EXERCISE AIM – Gather every line below where "title" appears.

STORED RECORDS –
..............................

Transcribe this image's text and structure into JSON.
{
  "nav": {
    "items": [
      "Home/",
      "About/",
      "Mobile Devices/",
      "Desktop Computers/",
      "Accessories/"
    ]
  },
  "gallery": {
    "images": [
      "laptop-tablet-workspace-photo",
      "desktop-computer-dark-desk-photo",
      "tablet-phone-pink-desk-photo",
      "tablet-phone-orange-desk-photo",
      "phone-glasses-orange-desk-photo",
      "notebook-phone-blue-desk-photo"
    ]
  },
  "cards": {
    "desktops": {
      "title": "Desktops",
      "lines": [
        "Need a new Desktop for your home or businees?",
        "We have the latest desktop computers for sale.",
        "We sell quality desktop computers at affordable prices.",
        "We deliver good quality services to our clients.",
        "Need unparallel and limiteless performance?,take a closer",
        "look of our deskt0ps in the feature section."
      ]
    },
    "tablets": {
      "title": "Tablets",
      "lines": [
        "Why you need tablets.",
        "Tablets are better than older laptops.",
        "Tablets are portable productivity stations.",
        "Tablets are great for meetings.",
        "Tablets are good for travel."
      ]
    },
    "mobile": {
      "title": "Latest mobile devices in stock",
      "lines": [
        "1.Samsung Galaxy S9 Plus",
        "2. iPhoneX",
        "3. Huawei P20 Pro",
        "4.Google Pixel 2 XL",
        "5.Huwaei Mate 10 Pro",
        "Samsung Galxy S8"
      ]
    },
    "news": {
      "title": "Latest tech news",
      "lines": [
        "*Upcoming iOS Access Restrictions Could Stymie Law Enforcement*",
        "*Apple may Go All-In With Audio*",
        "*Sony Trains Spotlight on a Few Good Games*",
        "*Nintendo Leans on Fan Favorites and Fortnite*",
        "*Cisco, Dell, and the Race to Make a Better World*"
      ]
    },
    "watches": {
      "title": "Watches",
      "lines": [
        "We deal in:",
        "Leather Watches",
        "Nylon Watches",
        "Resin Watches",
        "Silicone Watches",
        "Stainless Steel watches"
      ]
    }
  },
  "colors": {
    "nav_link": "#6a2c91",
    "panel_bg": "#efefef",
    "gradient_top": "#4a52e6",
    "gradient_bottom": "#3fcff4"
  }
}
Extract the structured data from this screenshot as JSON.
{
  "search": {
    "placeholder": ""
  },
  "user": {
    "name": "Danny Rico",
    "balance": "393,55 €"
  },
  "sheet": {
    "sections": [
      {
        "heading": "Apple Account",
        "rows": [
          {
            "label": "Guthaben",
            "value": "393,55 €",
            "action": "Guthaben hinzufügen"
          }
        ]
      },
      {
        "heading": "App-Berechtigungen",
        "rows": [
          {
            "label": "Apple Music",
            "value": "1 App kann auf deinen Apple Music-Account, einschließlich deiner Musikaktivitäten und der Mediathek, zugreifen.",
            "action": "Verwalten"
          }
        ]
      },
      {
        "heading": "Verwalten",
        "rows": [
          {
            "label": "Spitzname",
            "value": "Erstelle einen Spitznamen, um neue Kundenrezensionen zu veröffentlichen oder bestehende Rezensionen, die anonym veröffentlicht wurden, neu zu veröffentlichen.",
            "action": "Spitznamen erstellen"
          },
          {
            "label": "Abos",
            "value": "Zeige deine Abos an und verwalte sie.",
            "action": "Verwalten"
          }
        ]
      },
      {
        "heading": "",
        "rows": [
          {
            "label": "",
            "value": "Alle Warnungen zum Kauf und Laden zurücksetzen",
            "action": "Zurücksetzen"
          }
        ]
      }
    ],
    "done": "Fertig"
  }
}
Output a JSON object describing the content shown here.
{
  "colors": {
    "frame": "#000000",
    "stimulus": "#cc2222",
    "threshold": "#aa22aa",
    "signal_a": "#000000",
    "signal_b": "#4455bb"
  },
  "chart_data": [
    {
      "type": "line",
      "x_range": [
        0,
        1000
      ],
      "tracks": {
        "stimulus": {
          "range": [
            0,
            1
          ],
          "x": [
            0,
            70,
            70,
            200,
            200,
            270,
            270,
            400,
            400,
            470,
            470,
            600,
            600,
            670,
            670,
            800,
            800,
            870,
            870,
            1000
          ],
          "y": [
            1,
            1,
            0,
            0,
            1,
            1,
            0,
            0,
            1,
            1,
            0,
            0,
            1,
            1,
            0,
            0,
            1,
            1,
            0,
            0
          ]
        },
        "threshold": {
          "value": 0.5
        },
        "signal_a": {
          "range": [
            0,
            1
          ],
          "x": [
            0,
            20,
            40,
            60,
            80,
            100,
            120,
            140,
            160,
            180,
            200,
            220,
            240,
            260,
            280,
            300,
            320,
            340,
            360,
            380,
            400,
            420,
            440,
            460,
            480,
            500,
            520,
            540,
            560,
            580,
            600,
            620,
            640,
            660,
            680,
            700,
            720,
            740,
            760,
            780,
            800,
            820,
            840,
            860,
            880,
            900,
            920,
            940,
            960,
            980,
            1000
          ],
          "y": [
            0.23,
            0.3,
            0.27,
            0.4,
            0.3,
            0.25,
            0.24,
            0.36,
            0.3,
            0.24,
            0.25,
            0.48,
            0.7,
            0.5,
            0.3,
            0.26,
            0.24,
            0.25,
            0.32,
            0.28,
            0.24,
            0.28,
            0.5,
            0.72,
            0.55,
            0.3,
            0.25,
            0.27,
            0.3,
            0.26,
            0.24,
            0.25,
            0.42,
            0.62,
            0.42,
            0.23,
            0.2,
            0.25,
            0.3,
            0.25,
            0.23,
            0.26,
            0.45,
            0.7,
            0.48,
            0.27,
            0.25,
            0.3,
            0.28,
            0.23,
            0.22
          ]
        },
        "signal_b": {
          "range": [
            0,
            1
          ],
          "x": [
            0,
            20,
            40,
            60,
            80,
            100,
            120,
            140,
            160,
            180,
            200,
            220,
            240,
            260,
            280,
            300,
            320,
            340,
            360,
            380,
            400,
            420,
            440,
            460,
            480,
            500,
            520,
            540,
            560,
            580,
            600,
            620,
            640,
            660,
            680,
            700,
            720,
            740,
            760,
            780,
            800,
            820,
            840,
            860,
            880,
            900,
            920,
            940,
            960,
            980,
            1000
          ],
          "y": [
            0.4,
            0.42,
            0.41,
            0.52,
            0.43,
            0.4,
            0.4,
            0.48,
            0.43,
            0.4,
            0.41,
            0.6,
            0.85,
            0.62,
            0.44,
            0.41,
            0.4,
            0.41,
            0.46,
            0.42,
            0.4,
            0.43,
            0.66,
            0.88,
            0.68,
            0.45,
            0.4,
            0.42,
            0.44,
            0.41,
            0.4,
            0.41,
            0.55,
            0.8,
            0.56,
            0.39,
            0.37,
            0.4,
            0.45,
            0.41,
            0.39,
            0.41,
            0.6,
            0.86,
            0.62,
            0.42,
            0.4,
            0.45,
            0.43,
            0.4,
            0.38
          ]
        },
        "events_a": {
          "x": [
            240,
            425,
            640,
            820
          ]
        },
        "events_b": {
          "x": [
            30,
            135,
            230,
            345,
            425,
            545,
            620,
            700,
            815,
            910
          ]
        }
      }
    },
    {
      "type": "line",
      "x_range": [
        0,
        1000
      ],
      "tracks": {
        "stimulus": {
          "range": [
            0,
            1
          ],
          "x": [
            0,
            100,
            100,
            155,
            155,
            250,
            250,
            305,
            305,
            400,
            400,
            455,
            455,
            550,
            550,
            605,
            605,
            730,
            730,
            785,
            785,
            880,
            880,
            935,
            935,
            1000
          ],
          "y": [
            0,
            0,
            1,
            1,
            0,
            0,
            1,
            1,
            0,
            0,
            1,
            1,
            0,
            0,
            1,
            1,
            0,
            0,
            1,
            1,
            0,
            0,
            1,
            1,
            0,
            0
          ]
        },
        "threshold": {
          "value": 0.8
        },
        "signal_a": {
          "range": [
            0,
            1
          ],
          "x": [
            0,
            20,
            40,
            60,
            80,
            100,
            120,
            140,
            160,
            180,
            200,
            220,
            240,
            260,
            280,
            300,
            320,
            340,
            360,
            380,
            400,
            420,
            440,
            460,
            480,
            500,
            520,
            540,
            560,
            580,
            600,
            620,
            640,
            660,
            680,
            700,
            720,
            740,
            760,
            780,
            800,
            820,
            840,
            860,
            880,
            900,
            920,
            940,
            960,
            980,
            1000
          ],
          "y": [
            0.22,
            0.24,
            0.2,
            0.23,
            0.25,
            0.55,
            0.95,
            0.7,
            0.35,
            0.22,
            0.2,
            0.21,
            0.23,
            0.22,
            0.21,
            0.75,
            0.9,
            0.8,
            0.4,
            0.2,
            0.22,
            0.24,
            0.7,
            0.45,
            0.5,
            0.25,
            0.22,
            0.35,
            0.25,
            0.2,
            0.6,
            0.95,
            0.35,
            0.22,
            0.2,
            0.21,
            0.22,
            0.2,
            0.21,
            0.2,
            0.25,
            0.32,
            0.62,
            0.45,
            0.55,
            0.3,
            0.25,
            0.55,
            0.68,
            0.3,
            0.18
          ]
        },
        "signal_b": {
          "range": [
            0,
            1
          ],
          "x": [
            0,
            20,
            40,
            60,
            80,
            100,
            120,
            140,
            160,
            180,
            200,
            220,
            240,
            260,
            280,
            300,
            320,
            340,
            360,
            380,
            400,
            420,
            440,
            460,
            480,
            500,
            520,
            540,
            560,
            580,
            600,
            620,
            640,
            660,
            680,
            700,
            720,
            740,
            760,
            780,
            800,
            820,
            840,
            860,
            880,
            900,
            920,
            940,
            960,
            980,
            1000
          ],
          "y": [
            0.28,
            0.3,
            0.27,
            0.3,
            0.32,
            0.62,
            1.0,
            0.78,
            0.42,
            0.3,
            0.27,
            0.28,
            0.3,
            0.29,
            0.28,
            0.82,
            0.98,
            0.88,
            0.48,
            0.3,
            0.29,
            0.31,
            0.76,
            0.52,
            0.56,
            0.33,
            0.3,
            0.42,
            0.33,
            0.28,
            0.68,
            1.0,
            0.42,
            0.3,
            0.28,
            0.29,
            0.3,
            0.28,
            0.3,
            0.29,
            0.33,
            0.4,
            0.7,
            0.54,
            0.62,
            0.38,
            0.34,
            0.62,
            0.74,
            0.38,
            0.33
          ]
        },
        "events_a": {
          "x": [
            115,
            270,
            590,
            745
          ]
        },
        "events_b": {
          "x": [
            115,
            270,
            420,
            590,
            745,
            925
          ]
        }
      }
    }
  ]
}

..............................

THE REPLY –
      "title": "Desktops",
      "title": "Tablets",
      "title": "Latest mobile devices in stock",
      "title": "Latest tech news",
      "title": "Watches",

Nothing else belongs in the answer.